**TASK REQUIREMENTS**
Search the material for the word "name" and copy each line that holds it.

-- Begin --

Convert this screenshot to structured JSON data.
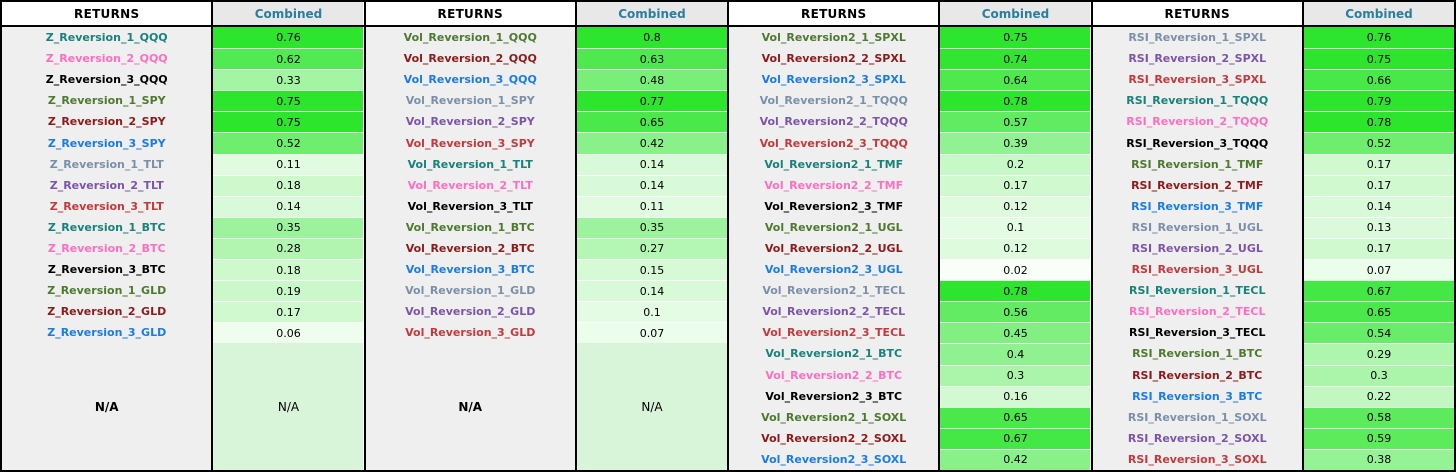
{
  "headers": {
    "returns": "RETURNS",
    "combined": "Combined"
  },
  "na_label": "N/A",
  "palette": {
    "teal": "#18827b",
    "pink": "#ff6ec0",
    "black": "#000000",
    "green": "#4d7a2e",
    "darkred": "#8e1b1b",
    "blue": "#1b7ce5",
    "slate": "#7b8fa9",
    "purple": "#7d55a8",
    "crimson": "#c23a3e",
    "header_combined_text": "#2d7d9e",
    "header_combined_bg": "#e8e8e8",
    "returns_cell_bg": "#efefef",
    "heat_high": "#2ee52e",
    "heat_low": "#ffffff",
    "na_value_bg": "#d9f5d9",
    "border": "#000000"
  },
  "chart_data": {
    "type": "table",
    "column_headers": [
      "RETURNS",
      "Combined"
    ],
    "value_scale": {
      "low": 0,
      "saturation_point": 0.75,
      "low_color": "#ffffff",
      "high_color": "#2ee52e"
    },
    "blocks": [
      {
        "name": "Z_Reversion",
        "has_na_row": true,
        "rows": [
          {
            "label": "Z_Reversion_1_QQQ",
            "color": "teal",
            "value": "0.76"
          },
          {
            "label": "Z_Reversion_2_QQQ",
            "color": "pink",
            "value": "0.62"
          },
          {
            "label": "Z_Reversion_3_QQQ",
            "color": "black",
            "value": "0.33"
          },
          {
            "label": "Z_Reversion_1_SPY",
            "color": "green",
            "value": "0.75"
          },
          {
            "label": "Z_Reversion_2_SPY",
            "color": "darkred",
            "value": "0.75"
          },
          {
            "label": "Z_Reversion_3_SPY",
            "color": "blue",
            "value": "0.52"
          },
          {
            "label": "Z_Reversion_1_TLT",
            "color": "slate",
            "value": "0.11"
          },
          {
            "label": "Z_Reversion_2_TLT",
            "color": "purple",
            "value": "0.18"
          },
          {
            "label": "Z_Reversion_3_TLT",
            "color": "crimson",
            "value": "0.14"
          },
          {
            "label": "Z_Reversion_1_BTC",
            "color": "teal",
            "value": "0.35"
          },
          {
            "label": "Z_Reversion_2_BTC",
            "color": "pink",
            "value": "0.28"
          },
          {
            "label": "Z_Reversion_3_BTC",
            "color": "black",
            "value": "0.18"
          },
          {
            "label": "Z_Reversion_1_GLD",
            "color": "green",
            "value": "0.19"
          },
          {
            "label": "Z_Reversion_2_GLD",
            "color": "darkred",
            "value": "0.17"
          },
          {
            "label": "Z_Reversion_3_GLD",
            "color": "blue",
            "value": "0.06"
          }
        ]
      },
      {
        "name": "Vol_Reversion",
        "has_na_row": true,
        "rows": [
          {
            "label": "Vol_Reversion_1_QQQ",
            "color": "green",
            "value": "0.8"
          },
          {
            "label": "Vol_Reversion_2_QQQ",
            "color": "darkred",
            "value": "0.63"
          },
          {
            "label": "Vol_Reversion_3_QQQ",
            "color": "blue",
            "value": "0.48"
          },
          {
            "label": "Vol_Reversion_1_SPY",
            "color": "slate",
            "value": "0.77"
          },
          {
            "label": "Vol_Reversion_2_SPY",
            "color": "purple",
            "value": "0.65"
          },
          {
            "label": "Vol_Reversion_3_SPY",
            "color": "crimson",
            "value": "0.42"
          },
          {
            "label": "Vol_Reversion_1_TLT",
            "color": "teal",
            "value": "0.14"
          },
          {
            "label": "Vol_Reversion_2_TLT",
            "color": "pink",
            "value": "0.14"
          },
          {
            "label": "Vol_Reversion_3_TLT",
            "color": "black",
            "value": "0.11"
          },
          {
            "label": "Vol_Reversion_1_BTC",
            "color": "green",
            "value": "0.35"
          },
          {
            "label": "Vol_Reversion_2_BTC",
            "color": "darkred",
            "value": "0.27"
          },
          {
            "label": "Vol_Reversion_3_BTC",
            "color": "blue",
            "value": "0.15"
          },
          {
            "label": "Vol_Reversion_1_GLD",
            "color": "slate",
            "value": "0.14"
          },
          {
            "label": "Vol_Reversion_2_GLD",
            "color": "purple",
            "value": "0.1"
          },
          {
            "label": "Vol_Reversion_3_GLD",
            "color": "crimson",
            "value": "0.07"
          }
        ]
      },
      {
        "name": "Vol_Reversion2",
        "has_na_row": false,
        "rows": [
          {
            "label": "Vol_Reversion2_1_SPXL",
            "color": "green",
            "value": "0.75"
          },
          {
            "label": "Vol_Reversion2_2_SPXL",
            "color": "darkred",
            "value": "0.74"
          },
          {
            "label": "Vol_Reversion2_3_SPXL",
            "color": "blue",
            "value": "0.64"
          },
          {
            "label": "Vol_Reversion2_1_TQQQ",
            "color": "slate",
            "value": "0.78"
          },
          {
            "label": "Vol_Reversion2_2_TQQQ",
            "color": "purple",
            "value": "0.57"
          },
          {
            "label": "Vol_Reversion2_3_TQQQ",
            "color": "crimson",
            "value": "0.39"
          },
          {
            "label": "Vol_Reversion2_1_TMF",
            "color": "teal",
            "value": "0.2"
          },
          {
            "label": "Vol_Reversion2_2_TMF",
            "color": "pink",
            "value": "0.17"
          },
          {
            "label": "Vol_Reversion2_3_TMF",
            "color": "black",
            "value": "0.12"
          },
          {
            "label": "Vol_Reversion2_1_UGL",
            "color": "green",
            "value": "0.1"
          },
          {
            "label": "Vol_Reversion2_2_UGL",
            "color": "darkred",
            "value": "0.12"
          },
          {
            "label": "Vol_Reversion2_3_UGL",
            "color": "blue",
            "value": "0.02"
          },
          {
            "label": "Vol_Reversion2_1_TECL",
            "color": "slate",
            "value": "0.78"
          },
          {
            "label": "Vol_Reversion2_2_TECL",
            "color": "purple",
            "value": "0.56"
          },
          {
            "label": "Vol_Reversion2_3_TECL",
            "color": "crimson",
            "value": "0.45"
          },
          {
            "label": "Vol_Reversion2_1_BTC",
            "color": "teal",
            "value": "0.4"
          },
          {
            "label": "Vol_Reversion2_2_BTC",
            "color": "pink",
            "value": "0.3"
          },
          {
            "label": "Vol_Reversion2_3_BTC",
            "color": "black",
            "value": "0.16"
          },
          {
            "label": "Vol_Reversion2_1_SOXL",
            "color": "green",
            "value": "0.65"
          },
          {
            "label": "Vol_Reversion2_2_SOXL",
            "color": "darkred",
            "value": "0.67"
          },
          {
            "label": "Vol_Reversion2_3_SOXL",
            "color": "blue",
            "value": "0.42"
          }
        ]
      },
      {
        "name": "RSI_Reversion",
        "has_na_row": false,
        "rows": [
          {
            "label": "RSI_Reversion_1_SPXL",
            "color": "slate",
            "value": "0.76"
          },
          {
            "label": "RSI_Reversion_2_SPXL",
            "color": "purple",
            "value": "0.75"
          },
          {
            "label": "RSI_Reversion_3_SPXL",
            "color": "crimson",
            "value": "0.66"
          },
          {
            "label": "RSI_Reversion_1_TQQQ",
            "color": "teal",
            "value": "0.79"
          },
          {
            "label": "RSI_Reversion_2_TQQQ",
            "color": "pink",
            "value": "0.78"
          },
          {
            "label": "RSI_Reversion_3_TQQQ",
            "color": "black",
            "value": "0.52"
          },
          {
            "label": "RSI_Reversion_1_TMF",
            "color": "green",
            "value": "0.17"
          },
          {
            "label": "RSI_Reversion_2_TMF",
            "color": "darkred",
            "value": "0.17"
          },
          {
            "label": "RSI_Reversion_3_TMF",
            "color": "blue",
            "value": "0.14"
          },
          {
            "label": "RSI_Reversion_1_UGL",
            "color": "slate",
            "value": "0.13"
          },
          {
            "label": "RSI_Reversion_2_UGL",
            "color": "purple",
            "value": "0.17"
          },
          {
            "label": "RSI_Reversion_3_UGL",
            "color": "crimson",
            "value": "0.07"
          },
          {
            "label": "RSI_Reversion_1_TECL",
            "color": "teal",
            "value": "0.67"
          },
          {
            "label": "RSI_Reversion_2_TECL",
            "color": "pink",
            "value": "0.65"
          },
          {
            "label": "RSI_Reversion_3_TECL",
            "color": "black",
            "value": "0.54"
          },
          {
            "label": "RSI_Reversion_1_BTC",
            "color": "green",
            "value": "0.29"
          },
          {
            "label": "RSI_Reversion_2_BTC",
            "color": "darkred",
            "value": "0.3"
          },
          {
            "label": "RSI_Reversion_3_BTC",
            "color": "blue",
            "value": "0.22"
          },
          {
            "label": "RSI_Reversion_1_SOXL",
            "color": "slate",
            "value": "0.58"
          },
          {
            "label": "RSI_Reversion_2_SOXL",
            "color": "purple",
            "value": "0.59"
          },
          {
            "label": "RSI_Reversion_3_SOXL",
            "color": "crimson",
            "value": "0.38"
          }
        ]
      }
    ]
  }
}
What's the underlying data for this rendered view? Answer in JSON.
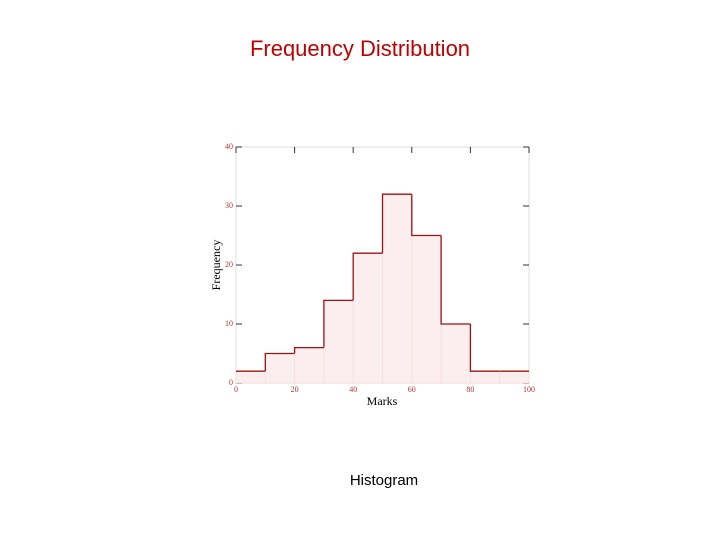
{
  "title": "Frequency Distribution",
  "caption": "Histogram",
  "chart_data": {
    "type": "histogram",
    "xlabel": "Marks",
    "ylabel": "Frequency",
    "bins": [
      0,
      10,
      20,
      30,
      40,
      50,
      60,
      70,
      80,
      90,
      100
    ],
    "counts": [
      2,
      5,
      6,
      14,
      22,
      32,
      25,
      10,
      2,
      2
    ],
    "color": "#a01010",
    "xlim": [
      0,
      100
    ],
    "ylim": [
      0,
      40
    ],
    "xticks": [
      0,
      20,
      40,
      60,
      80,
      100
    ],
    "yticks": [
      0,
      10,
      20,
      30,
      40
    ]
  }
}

-- End --

**TASK ANSWER**
        "name": "Z_Reversion",
        "name": "Vol_Reversion",
        "name": "Vol_Reversion2",
        "name": "RSI_Reversion",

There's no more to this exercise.